§ **Task data**:
>>>>
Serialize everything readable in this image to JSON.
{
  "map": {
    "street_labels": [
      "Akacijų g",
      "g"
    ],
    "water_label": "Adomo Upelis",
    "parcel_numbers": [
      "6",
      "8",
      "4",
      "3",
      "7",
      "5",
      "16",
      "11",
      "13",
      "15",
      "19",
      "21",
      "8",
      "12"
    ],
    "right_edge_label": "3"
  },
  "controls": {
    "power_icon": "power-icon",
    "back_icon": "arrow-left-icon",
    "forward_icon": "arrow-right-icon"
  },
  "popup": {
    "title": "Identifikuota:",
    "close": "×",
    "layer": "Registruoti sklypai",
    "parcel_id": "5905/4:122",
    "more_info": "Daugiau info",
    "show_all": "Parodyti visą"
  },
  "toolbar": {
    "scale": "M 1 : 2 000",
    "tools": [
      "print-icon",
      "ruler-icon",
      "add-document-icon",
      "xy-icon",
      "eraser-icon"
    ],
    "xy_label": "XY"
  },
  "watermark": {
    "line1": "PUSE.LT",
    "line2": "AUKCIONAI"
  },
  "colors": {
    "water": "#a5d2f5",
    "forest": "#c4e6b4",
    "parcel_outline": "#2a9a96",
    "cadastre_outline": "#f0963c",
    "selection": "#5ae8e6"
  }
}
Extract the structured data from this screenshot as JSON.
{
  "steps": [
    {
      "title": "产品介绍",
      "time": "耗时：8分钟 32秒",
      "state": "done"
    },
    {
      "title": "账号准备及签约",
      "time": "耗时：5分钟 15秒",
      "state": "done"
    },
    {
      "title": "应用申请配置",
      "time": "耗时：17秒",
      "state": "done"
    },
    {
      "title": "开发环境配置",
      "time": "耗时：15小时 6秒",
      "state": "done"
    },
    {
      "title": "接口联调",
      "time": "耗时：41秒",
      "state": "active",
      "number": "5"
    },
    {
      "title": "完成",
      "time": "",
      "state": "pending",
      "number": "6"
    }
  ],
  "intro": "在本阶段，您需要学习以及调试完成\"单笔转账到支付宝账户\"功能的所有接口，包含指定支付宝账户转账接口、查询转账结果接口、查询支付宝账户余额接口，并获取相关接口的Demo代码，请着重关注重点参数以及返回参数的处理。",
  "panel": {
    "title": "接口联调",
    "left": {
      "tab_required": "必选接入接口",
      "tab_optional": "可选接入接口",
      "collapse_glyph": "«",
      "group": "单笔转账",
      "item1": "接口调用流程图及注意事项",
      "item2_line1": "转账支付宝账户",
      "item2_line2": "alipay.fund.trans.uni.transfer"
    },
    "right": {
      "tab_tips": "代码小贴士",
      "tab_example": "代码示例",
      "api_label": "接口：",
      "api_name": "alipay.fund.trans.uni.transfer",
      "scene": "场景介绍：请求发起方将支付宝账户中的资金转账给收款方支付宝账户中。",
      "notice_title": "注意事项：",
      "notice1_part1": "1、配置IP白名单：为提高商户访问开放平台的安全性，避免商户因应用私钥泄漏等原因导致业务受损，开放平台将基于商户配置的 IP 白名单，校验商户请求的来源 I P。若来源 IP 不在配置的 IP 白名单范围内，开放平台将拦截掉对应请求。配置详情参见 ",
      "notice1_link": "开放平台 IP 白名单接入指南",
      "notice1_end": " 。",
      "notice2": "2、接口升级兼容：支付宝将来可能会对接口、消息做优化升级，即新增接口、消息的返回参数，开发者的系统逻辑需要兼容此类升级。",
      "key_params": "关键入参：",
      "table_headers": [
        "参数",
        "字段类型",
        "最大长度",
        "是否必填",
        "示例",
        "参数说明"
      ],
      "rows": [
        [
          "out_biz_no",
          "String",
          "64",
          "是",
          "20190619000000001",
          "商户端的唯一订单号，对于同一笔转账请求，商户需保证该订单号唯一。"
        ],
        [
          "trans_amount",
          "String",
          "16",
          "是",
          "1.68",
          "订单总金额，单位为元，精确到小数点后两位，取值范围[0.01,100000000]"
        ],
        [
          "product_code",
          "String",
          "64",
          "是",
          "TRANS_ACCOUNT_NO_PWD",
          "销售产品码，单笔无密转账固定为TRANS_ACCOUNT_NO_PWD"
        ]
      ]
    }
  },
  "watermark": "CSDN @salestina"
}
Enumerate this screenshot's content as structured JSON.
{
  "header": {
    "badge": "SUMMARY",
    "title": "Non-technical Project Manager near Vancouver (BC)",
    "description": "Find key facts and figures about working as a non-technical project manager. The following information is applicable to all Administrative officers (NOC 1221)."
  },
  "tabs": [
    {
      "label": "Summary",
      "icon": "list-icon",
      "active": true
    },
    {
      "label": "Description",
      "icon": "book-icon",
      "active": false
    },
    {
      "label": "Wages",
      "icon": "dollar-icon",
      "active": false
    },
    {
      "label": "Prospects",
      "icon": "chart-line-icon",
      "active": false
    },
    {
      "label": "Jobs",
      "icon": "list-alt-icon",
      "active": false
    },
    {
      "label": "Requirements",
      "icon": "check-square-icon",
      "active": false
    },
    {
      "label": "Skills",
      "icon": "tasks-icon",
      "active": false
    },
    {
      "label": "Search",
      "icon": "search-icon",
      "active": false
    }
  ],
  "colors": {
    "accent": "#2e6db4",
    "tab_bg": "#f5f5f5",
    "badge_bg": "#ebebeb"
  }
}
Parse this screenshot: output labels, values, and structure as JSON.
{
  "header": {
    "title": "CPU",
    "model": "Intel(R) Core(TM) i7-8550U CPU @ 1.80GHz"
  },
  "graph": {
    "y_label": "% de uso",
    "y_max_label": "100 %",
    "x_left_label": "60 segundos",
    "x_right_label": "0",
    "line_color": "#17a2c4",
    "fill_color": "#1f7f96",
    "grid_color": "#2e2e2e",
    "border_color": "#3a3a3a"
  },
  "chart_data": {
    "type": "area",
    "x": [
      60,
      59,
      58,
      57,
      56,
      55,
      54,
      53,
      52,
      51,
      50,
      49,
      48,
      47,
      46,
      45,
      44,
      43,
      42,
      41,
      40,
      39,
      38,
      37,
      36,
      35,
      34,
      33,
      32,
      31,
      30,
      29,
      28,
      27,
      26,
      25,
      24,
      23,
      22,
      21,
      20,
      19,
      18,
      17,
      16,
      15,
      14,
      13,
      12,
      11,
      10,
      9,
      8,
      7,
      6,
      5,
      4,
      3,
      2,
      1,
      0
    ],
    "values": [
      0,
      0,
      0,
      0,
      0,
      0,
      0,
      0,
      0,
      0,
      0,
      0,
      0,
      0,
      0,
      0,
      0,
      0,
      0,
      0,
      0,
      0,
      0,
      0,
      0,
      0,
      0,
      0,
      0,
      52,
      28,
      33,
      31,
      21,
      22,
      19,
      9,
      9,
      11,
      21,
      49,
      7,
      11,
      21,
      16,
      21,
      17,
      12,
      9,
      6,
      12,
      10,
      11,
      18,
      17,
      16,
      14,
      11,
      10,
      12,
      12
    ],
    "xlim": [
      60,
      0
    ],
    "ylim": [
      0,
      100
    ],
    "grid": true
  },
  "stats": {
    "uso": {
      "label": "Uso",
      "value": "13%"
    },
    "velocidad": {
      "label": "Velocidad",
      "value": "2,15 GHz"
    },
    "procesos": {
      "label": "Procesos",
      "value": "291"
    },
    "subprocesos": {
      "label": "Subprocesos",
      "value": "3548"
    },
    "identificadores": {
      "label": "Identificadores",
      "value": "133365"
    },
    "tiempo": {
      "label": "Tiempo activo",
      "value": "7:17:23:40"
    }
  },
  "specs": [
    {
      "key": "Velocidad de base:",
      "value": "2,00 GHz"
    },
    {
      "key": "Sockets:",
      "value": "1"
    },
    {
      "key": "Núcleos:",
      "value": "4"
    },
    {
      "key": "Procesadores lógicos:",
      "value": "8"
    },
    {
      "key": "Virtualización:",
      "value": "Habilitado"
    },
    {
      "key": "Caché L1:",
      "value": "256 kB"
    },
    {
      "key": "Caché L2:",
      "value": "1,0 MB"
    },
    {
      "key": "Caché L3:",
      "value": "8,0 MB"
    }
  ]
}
<<<<
§ **Task description**:
Return, from the data, each line that has the word "watermark" in it.

§ **Exercise output**:
  "watermark": {
  "watermark": "CSDN @salestina"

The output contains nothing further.